Set problem >> The listing below should be copied in full, word for word.

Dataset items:
◆ ◆ ◆ ◆ ◆

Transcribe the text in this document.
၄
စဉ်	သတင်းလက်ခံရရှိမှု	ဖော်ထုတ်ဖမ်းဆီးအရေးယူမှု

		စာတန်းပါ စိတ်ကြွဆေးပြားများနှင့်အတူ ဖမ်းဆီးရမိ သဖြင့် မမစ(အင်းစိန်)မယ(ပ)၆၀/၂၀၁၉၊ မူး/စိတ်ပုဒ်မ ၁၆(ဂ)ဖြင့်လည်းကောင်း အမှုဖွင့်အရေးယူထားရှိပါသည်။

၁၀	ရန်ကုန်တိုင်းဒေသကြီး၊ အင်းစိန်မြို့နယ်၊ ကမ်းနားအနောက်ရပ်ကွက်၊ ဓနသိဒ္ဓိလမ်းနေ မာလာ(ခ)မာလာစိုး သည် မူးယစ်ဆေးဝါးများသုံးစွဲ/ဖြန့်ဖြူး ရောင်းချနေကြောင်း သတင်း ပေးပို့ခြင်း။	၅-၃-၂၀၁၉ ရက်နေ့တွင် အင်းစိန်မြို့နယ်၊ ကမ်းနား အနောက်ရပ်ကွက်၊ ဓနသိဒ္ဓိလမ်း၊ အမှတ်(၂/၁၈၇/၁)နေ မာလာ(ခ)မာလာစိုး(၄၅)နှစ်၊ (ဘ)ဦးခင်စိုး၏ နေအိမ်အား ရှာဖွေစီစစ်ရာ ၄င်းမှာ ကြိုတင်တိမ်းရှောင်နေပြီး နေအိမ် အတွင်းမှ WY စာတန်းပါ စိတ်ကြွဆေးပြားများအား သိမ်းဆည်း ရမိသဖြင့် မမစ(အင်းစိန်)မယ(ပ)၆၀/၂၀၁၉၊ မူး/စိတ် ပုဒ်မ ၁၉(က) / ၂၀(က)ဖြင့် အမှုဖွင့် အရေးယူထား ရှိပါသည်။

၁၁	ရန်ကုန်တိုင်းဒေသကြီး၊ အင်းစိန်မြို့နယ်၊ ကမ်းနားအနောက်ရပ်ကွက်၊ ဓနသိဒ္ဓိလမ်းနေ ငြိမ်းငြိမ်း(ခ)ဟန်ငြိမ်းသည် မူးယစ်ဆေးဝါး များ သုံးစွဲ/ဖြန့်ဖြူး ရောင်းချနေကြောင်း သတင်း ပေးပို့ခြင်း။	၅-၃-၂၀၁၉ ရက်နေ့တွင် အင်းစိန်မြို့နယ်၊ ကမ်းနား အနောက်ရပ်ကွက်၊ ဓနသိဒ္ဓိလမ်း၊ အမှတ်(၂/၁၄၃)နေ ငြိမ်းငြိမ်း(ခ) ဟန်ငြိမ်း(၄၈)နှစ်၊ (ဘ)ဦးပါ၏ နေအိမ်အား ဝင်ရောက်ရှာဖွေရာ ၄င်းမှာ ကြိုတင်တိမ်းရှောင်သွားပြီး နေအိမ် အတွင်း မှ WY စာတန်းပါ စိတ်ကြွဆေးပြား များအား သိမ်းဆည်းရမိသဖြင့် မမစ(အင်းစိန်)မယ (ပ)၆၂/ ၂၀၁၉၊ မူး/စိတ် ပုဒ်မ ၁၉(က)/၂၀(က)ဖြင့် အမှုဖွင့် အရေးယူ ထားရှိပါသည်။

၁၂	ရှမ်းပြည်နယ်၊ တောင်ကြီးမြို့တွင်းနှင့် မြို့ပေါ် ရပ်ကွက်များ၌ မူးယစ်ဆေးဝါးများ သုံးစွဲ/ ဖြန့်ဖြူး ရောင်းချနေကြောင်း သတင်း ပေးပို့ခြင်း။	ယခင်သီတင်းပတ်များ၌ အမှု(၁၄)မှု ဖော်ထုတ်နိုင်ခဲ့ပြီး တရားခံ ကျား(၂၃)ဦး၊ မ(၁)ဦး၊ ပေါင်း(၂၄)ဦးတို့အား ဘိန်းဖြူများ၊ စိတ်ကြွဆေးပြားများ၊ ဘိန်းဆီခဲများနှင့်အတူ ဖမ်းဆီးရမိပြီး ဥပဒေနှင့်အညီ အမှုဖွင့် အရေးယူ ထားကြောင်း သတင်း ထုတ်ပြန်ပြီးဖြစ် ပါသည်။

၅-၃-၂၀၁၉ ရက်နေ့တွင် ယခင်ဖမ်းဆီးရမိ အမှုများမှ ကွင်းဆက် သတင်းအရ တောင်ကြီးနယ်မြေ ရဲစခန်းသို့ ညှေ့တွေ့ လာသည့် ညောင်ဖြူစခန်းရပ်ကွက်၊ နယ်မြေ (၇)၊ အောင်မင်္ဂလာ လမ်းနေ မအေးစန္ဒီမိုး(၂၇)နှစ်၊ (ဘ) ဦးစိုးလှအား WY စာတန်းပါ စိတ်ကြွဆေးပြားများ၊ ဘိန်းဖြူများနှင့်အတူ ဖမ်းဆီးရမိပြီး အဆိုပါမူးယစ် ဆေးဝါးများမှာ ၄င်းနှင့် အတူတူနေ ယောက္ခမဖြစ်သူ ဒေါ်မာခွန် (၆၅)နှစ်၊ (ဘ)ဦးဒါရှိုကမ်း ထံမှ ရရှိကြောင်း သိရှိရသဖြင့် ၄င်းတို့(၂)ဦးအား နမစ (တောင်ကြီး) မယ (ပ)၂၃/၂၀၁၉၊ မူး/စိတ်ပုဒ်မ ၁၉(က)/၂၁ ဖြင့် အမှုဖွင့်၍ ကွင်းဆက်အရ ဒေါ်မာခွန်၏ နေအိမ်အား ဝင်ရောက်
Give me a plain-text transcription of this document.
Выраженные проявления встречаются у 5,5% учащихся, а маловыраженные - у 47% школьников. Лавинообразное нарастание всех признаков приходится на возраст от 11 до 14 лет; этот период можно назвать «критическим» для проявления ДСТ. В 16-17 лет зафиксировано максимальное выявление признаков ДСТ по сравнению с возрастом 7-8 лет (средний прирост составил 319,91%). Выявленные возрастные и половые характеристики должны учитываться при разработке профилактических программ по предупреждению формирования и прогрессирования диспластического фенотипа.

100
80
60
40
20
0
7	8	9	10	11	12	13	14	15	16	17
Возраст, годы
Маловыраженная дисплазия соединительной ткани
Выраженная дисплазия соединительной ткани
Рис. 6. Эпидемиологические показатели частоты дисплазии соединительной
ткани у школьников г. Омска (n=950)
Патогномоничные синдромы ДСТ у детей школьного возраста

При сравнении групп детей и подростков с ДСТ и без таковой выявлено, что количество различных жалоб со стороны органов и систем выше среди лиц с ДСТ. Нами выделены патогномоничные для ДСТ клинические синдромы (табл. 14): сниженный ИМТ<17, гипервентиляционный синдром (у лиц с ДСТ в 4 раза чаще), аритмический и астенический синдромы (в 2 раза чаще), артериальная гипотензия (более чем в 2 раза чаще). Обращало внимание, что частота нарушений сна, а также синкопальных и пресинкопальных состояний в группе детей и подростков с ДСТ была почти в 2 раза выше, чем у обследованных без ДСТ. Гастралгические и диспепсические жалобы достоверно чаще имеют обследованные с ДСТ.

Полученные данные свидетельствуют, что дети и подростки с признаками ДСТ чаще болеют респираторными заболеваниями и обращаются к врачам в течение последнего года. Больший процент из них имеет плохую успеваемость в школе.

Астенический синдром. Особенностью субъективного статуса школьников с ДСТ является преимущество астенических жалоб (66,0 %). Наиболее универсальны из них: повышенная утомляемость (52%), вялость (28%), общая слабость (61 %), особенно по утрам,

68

◆ ◆ ◆ ◆ ◆

The response >>
Transcribe the text in this document.
၄
စဉ်	သတင်းလက်ခံရရှိမှု	ဖော်ထုတ်ဖမ်းဆီးအရေးယူမှု

		စာတန်းပါ စိတ်ကြွဆေးပြားများနှင့်အတူ ဖမ်းဆီးရမိ သဖြင့် မမစ(အင်းစိန်)မယ(ပ)၆၀/၂၀၁၉၊ မူး/စိတ်ပုဒ်မ ၁၆(ဂ)ဖြင့်လည်းကောင်း အမှုဖွင့်အရေးယူထားရှိပါသည်။

၁၀	ရန်ကုန်တိုင်းဒေသကြီး၊ အင်းစိန်မြို့နယ်၊ ကမ်းနားအနောက်ရပ်ကွက်၊ ဓနသိဒ္ဓိလမ်းနေ မာလာ(ခ)မာလာစိုး သည် မူးယစ်ဆေးဝါးများသုံးစွဲ/ဖြန့်ဖြူး ရောင်းချနေကြောင်း သတင်း ပေးပို့ခြင်း။	၅-၃-၂၀၁၉ ရက်နေ့တွင် အင်းစိန်မြို့နယ်၊ ကမ်းနား အနောက်ရပ်ကွက်၊ ဓနသိဒ္ဓိလမ်း၊ အမှတ်(၂/၁၈၇/၁)နေ မာလာ(ခ)မာလာစိုး(၄၅)နှစ်၊ (ဘ)ဦးခင်စိုး၏ နေအိမ်အား ရှာဖွေစီစစ်ရာ ၄င်းမှာ ကြိုတင်တိမ်းရှောင်နေပြီး နေအိမ် အတွင်းမှ WY စာတန်းပါ စိတ်ကြွဆေးပြားများအား သိမ်းဆည်း ရမိသဖြင့် မမစ(အင်းစိန်)မယ(ပ)၆၀/၂၀၁၉၊ မူး/စိတ် ပုဒ်မ ၁၉(က) / ၂၀(က)ဖြင့် အမှုဖွင့် အရေးယူထား ရှိပါသည်။

၁၁	ရန်ကုန်တိုင်းဒေသကြီး၊ အင်းစိန်မြို့နယ်၊ ကမ်းနားအနောက်ရပ်ကွက်၊ ဓနသိဒ္ဓိလမ်းနေ ငြိမ်းငြိမ်း(ခ)ဟန်ငြိမ်းသည် မူးယစ်ဆေးဝါး များ သုံးစွဲ/ဖြန့်ဖြူး ရောင်းချနေကြောင်း သတင်း ပေးပို့ခြင်း။	၅-၃-၂၀၁၉ ရက်နေ့တွင် အင်းစိန်မြို့နယ်၊ ကမ်းနား အနောက်ရပ်ကွက်၊ ဓနသိဒ္ဓိလမ်း၊ အမှတ်(၂/၁၄၃)နေ ငြိမ်းငြိမ်း(ခ) ဟန်ငြိမ်း(၄၈)နှစ်၊ (ဘ)ဦးပါ၏ နေအိမ်အား ဝင်ရောက်ရှာဖွေရာ ၄င်းမှာ ကြိုတင်တိမ်းရှောင်သွားပြီး နေအိမ် အတွင်း မှ WY စာတန်းပါ စိတ်ကြွဆေးပြား များအား သိမ်းဆည်းရမိသဖြင့် မမစ(အင်းစိန်)မယ (ပ)၆၂/ ၂၀၁၉၊ မူး/စိတ် ပုဒ်မ ၁၉(က)/၂၀(က)ဖြင့် အမှုဖွင့် အရေးယူ ထားရှိပါသည်။

၁၂	ရှမ်းပြည်နယ်၊ တောင်ကြီးမြို့တွင်းနှင့် မြို့ပေါ် ရပ်ကွက်များ၌ မူးယစ်ဆေးဝါးများ သုံးစွဲ/ ဖြန့်ဖြူး ရောင်းချနေကြောင်း သတင်း ပေးပို့ခြင်း။	ယခင်သီတင်းပတ်များ၌ အမှု(၁၄)မှု ဖော်ထုတ်နိုင်ခဲ့ပြီး တရားခံ ကျား(၂၃)ဦး၊ မ(၁)ဦး၊ ပေါင်း(၂၄)ဦးတို့အား ဘိန်းဖြူများ၊ စိတ်ကြွဆေးပြားများ၊ ဘိန်းဆီခဲများနှင့်အတူ ဖမ်းဆီးရမိပြီး ဥပဒေနှင့်အညီ အမှုဖွင့် အရေးယူ ထားကြောင်း သတင်း ထုတ်ပြန်ပြီးဖြစ် ပါသည်။

၅-၃-၂၀၁၉ ရက်နေ့တွင် ယခင်ဖမ်းဆီးရမိ အမှုများမှ ကွင်းဆက် သတင်းအရ တောင်ကြီးနယ်မြေ ရဲစခန်းသို့ ညှေ့တွေ့ လာသည့် ညောင်ဖြူစခန်းရပ်ကွက်၊ နယ်မြေ (၇)၊ အောင်မင်္ဂလာ လမ်းနေ မအေးစန္ဒီမိုး(၂၇)နှစ်၊ (ဘ) ဦးစိုးလှအား WY စာတန်းပါ စိတ်ကြွဆေးပြားများ၊ ဘိန်းဖြူများနှင့်အတူ ဖမ်းဆီးရမိပြီး အဆိုပါမူးယစ် ဆေးဝါးများမှာ ၄င်းနှင့် အတူတူနေ ယောက္ခမဖြစ်သူ ဒေါ်မာခွန် (၆၅)နှစ်၊ (ဘ)ဦးဒါရှိုကမ်း ထံမှ ရရှိကြောင်း သိရှိရသဖြင့် ၄င်းတို့(၂)ဦးအား နမစ (တောင်ကြီး) မယ (ပ)၂၃/၂၀၁၉၊ မူး/စိတ်ပုဒ်မ ၁၉(က)/၂၁ ဖြင့် အမှုဖွင့်၍ ကွင်းဆက်အရ ဒေါ်မာခွန်၏ နေအိမ်အား ဝင်ရောက်
Give me a plain-text transcription of this document.
Выраженные проявления встречаются у 5,5% учащихся, а маловыраженные - у 47% школьников. Лавинообразное нарастание всех признаков приходится на возраст от 11 до 14 лет; этот период можно назвать «критическим» для проявления ДСТ. В 16-17 лет зафиксировано максимальное выявление признаков ДСТ по сравнению с возрастом 7-8 лет (средний прирост составил 319,91%). Выявленные возрастные и половые характеристики должны учитываться при разработке профилактических программ по предупреждению формирования и прогрессирования диспластического фенотипа.

100
80
60
40
20
0
7	8	9	10	11	12	13	14	15	16	17
Возраст, годы
Маловыраженная дисплазия соединительной ткани
Выраженная дисплазия соединительной ткани
Рис. 6. Эпидемиологические показатели частоты дисплазии соединительной
ткани у школьников г. Омска (n=950)
Патогномоничные синдромы ДСТ у детей школьного возраста

При сравнении групп детей и подростков с ДСТ и без таковой выявлено, что количество различных жалоб со стороны органов и систем выше среди лиц с ДСТ. Нами выделены патогномоничные для ДСТ клинические синдромы (табл. 14): сниженный ИМТ<17, гипервентиляционный синдром (у лиц с ДСТ в 4 раза чаще), аритмический и астенический синдромы (в 2 раза чаще), артериальная гипотензия (более чем в 2 раза чаще). Обращало внимание, что частота нарушений сна, а также синкопальных и пресинкопальных состояний в группе детей и подростков с ДСТ была почти в 2 раза выше, чем у обследованных без ДСТ. Гастралгические и диспепсические жалобы достоверно чаще имеют обследованные с ДСТ.

Полученные данные свидетельствуют, что дети и подростки с признаками ДСТ чаще болеют респираторными заболеваниями и обращаются к врачам в течение последнего года. Больший процент из них имеет плохую успеваемость в школе.

Астенический синдром. Особенностью субъективного статуса школьников с ДСТ является преимущество астенических жалоб (66,0 %). Наиболее универсальны из них: повышенная утомляемость (52%), вялость (28%), общая слабость (61 %), особенно по утрам,

68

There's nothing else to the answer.